Stored entries
>> begin
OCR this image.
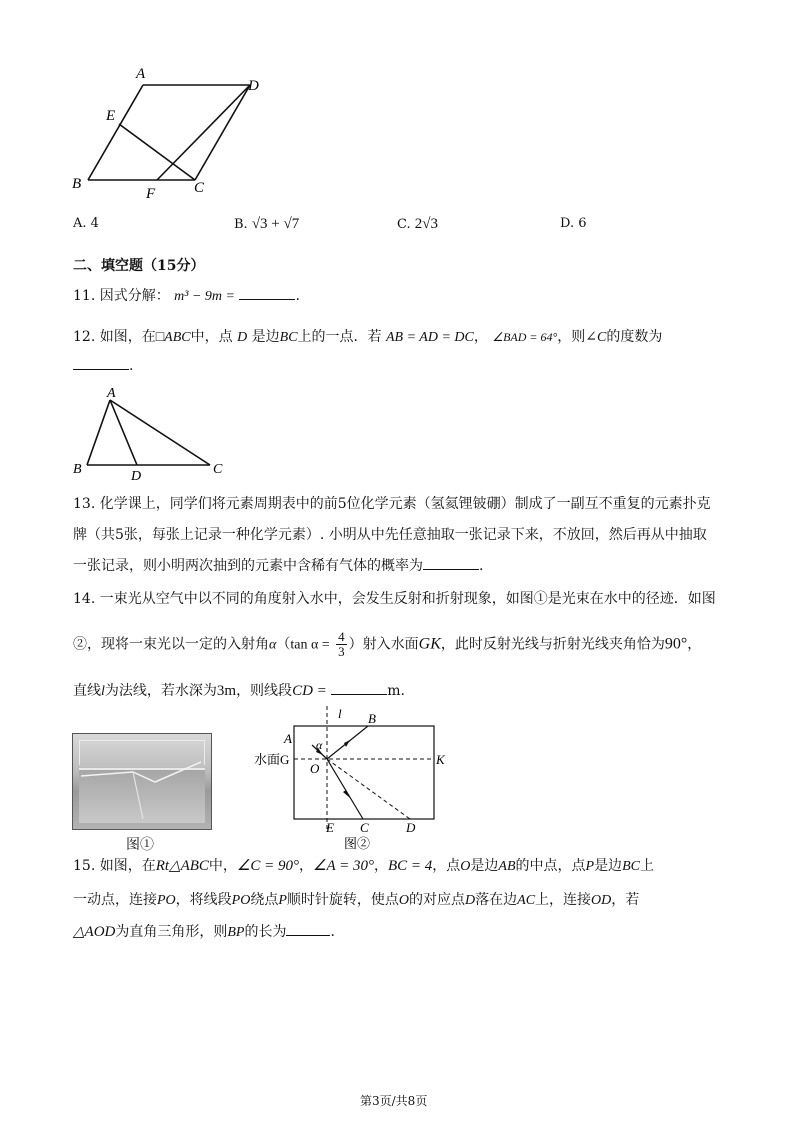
A
D
E
B
F	C
A. 4	B. √3 + √7	C. 2√3	D. 6
二、填空题（15分）
11. 因式分解： m³ − 9m =	.
12. 如图，在□ABC中，点 D 是边BC上的一点．若 AB = AD = DC， ∠BAD = 64°，则∠C的度数为
.
A
B	D	C
13. 化学课上，同学们将元素周期表中的前5位化学元素（氢氦锂铍硼）制成了一副互不重复的元素扑克
牌（共5张，每张上记录一种化学元素）. 小明从中先任意抽取一张记录下来，不放回，然后再从中抽取
一张记录，则小明两次抽到的元素中含稀有气体的概率为	.
14. 一束光从空气中以不同的角度射入水中，会发生反射和折射现象，如图①是光束在水中的径迹．如图
②，现将一束光以一定的入射角α（tan $\alpha = \frac{4}{3}$ ）射入水面GK，此时反射光线与折射光线夹角恰为90°，
直线l为法线，若水深为3m，则线段CD =	m.
图①
l B
A α
水面G
O
K
E C	D
图②
15. 如图，在Rt△ABC中，∠C = 90°，∠A = 30°，BC = 4，点O是边AB的中点，点P是边BC上
一动点，连接PO，将线段PO绕点P顺时针旋转，使点O的对应点D落在边AC上，连接OD，若
△AOD为直角三角形，则BP的长为	.
第3页/共8页
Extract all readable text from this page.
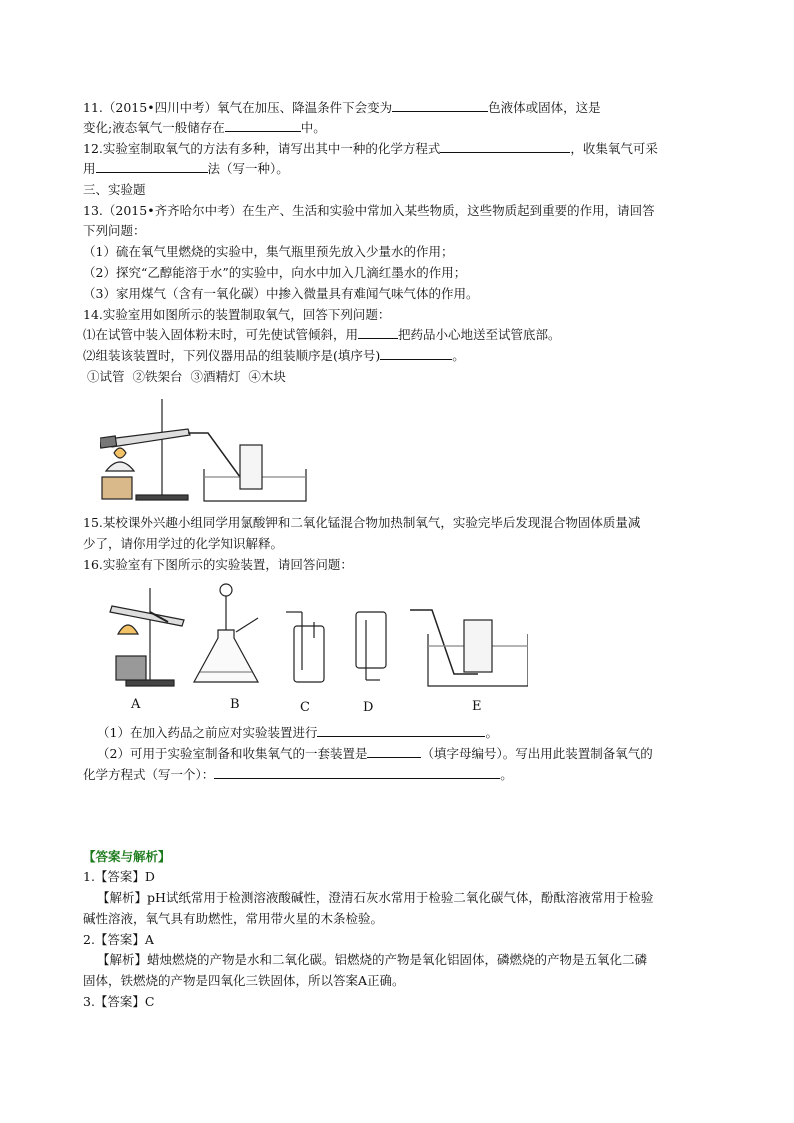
11.（2015•四川中考）氧气在加压、降温条件下会变为	色液体或固体，这是
变化;液态氧气一般储存在	中。
12.实验室制取氧气的方法有多种，请写出其中一种的化学方程式	，收集氧气可采
用	法（写一种）。
三、实验题
13.（2015•齐齐哈尔中考）在生产、生活和实验中常加入某些物质，这些物质起到重要的作用，请回答
下列问题：
（1）硫在氧气里燃烧的实验中，集气瓶里预先放入少量水的作用；
（2）探究“乙醇能溶于水”的实验中，向水中加入几滴红墨水的作用；
（3）家用煤气（含有一氧化碳）中掺入微量具有难闻气味气体的作用。
14.实验室用如图所示的装置制取氧气，回答下列问题：
⑴在试管中装入固体粉末时，可先使试管倾斜，用	把药品小心地送至试管底部。
⑵组装该装置时，下列仪器用品的组装顺序是(填序号)	。
①试管 ②铁架台 ③酒精灯 ④木块
15.某校课外兴趣小组同学用氯酸钾和二氧化锰混合物加热制氧气，实验完毕后发现混合物固体质量减
少了，请你用学过的化学知识解释。
16.实验室有下图所示的实验装置，请回答问题：
A	B	C	D	E
（1）在加入药品之前应对实验装置进行	。
（2）可用于实验室制备和收集氧气的一套装置是	（填字母编号）。写出用此装置制备氧气的
化学方程式（写一个）：	。
【答案与解析】
1.【答案】D
【解析】pH试纸常用于检测溶液酸碱性，澄清石灰水常用于检验二氧化碳气体，酚酞溶液常用于检验
碱性溶液，氧气具有助燃性，常用带火星的木条检验。
2.【答案】A
【解析】蜡烛燃烧的产物是水和二氧化碳。铝燃烧的产物是氧化铝固体，磷燃烧的产物是五氧化二磷
固体，铁燃烧的产物是四氧化三铁固体，所以答案A正确。
3.【答案】C
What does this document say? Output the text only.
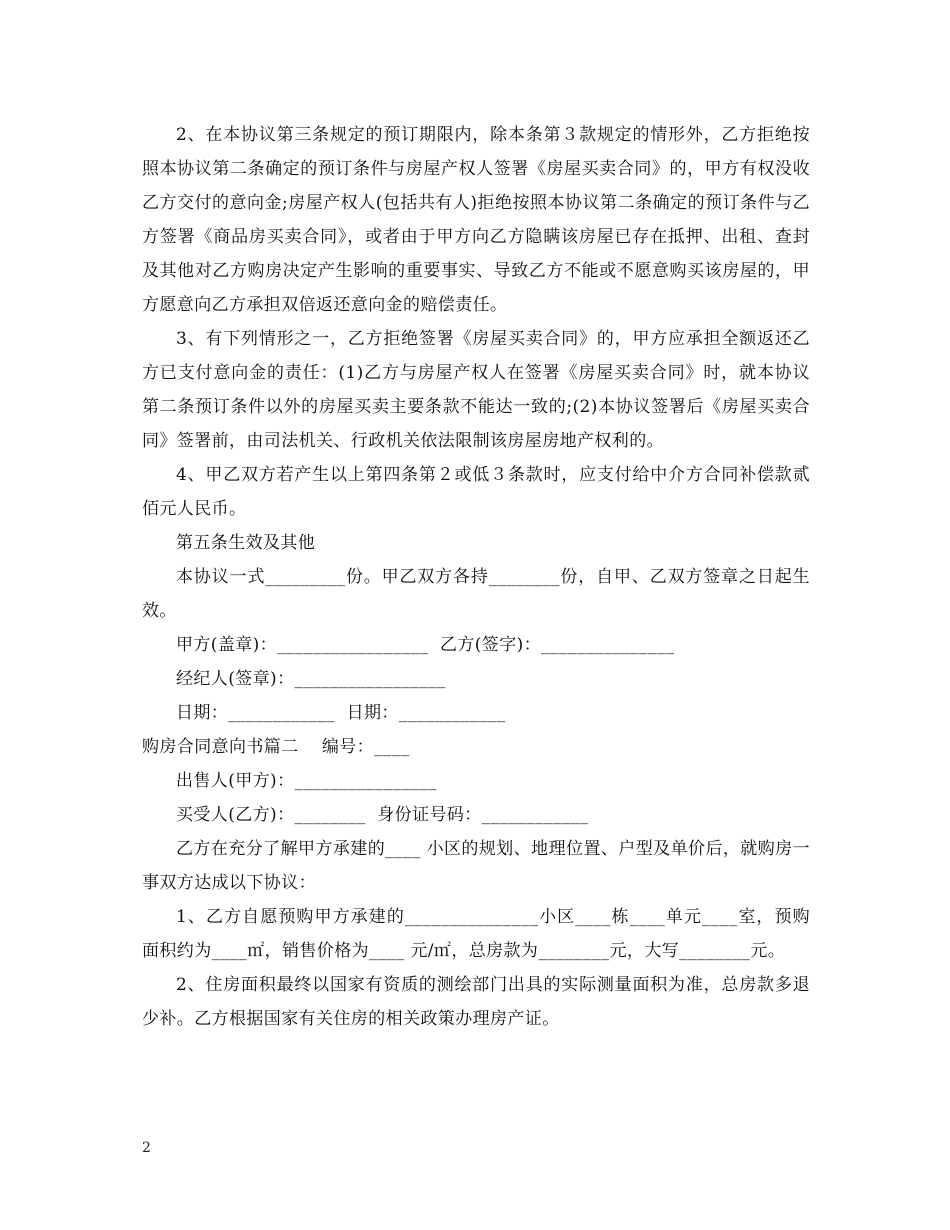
2、在本协议第三条规定的预订期限内，除本条第３款规定的情形外，乙方拒绝按照本协议第二条确定的预订条件与房屋产权人签署《房屋买卖合同》的，甲方有权没收乙方交付的意向金;房屋产权人(包括共有人)拒绝按照本协议第二条确定的预订条件与乙方签署《商品房买卖合同》，或者由于甲方向乙方隐瞒该房屋已存在抵押、出租、查封及其他对乙方购房决定产生影响的重要事实、导致乙方不能或不愿意购买该房屋的，甲方愿意向乙方承担双倍返还意向金的赔偿责任。

3、有下列情形之一，乙方拒绝签署《房屋买卖合同》的，甲方应承担全额返还乙方已支付意向金的责任：(1)乙方与房屋产权人在签署《房屋买卖合同》时，就本协议第二条预订条件以外的房屋买卖主要条款不能达一致的;(2)本协议签署后《房屋买卖合同》签署前，由司法机关、行政机关依法限制该房屋房地产权利的。

4、甲乙双方若产生以上第四条第２或低３条款时，应支付给中介方合同补偿款贰佰元人民币。

第五条生效及其他

本协议一式_________份。甲乙双方各持________份，自甲、乙双方签章之日起生效。

甲方(盖章)：_________________  乙方(签字)：_______________

经纪人(签章)：_________________

日期：____________  日期：____________

购房合同意向书篇二    编号：____

出售人(甲方)：________________

买受人(乙方)：________  身份证号码：____________

乙方在充分了解甲方承建的____ 小区的规划、地理位置、户型及单价后，就购房一事双方达成以下协议：

1、乙方自愿预购甲方承建的_______________小区____栋____单元____室，预购面积约为____㎡，销售价格为____ 元/㎡，总房款为________元，大写________元。

2、住房面积最终以国家有资质的测绘部门出具的实际测量面积为准，总房款多退少补。乙方根据国家有关住房的相关政策办理房产证。

2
>> end
Except for the pictures, copy the material above exactly.

● **Output of the exercise**:
OCR this image.
A
D
E
B
F	C
A. 4	B. √3 + √7	C. 2√3	D. 6
二、填空题（15分）
11. 因式分解： m³ − 9m =	.
12. 如图，在□ABC中，点 D 是边BC上的一点．若 AB = AD = DC， ∠BAD = 64°，则∠C的度数为
.
A
B	D	C
13. 化学课上，同学们将元素周期表中的前5位化学元素（氢氦锂铍硼）制成了一副互不重复的元素扑克
牌（共5张，每张上记录一种化学元素）. 小明从中先任意抽取一张记录下来，不放回，然后再从中抽取
一张记录，则小明两次抽到的元素中含稀有气体的概率为	.
14. 一束光从空气中以不同的角度射入水中，会发生反射和折射现象，如图①是光束在水中的径迹．如图
②，现将一束光以一定的入射角α（tan $\alpha = \frac{4}{3}$ ）射入水面GK，此时反射光线与折射光线夹角恰为90°，
直线l为法线，若水深为3m，则线段CD =	m.
图①
l B
A α
水面G
O
K
E C	D
图②
15. 如图，在Rt△ABC中，∠C = 90°，∠A = 30°，BC = 4，点O是边AB的中点，点P是边BC上
一动点，连接PO，将线段PO绕点P顺时针旋转，使点O的对应点D落在边AC上，连接OD，若
△AOD为直角三角形，则BP的长为	.
第3页/共8页
Extract all readable text from this page.
11.（2015•四川中考）氧气在加压、降温条件下会变为	色液体或固体，这是
变化;液态氧气一般储存在	中。
12.实验室制取氧气的方法有多种，请写出其中一种的化学方程式	，收集氧气可采
用	法（写一种）。
三、实验题
13.（2015•齐齐哈尔中考）在生产、生活和实验中常加入某些物质，这些物质起到重要的作用，请回答
下列问题：
（1）硫在氧气里燃烧的实验中，集气瓶里预先放入少量水的作用；
（2）探究“乙醇能溶于水”的实验中，向水中加入几滴红墨水的作用；
（3）家用煤气（含有一氧化碳）中掺入微量具有难闻气味气体的作用。
14.实验室用如图所示的装置制取氧气，回答下列问题：
⑴在试管中装入固体粉末时，可先使试管倾斜，用	把药品小心地送至试管底部。
⑵组装该装置时，下列仪器用品的组装顺序是(填序号)	。
①试管 ②铁架台 ③酒精灯 ④木块
15.某校课外兴趣小组同学用氯酸钾和二氧化锰混合物加热制氧气，实验完毕后发现混合物固体质量减
少了，请你用学过的化学知识解释。
16.实验室有下图所示的实验装置，请回答问题：
A	B	C	D	E
（1）在加入药品之前应对实验装置进行	。
（2）可用于实验室制备和收集氧气的一套装置是	（填字母编号）。写出用此装置制备氧气的
化学方程式（写一个）：	。
【答案与解析】
1.【答案】D
【解析】pH试纸常用于检测溶液酸碱性，澄清石灰水常用于检验二氧化碳气体，酚酞溶液常用于检验
碱性溶液，氧气具有助燃性，常用带火星的木条检验。
2.【答案】A
【解析】蜡烛燃烧的产物是水和二氧化碳。铝燃烧的产物是氧化铝固体，磷燃烧的产物是五氧化二磷
固体，铁燃烧的产物是四氧化三铁固体，所以答案A正确。
3.【答案】C
What does this document say? Output the text only.
2、在本协议第三条规定的预订期限内，除本条第３款规定的情形外，乙方拒绝按照本协议第二条确定的预订条件与房屋产权人签署《房屋买卖合同》的，甲方有权没收乙方交付的意向金;房屋产权人(包括共有人)拒绝按照本协议第二条确定的预订条件与乙方签署《商品房买卖合同》，或者由于甲方向乙方隐瞒该房屋已存在抵押、出租、查封及其他对乙方购房决定产生影响的重要事实、导致乙方不能或不愿意购买该房屋的，甲方愿意向乙方承担双倍返还意向金的赔偿责任。

3、有下列情形之一，乙方拒绝签署《房屋买卖合同》的，甲方应承担全额返还乙方已支付意向金的责任：(1)乙方与房屋产权人在签署《房屋买卖合同》时，就本协议第二条预订条件以外的房屋买卖主要条款不能达一致的;(2)本协议签署后《房屋买卖合同》签署前，由司法机关、行政机关依法限制该房屋房地产权利的。

4、甲乙双方若产生以上第四条第２或低３条款时，应支付给中介方合同补偿款贰佰元人民币。

第五条生效及其他

本协议一式_________份。甲乙双方各持________份，自甲、乙双方签章之日起生效。

甲方(盖章)：_________________  乙方(签字)：_______________

经纪人(签章)：_________________

日期：____________  日期：____________

购房合同意向书篇二    编号：____

出售人(甲方)：________________

买受人(乙方)：________  身份证号码：____________

乙方在充分了解甲方承建的____ 小区的规划、地理位置、户型及单价后，就购房一事双方达成以下协议：

1、乙方自愿预购甲方承建的_______________小区____栋____单元____室，预购面积约为____㎡，销售价格为____ 元/㎡，总房款为________元，大写________元。

2、住房面积最终以国家有资质的测绘部门出具的实际测量面积为准，总房款多退少补。乙方根据国家有关住房的相关政策办理房产证。

2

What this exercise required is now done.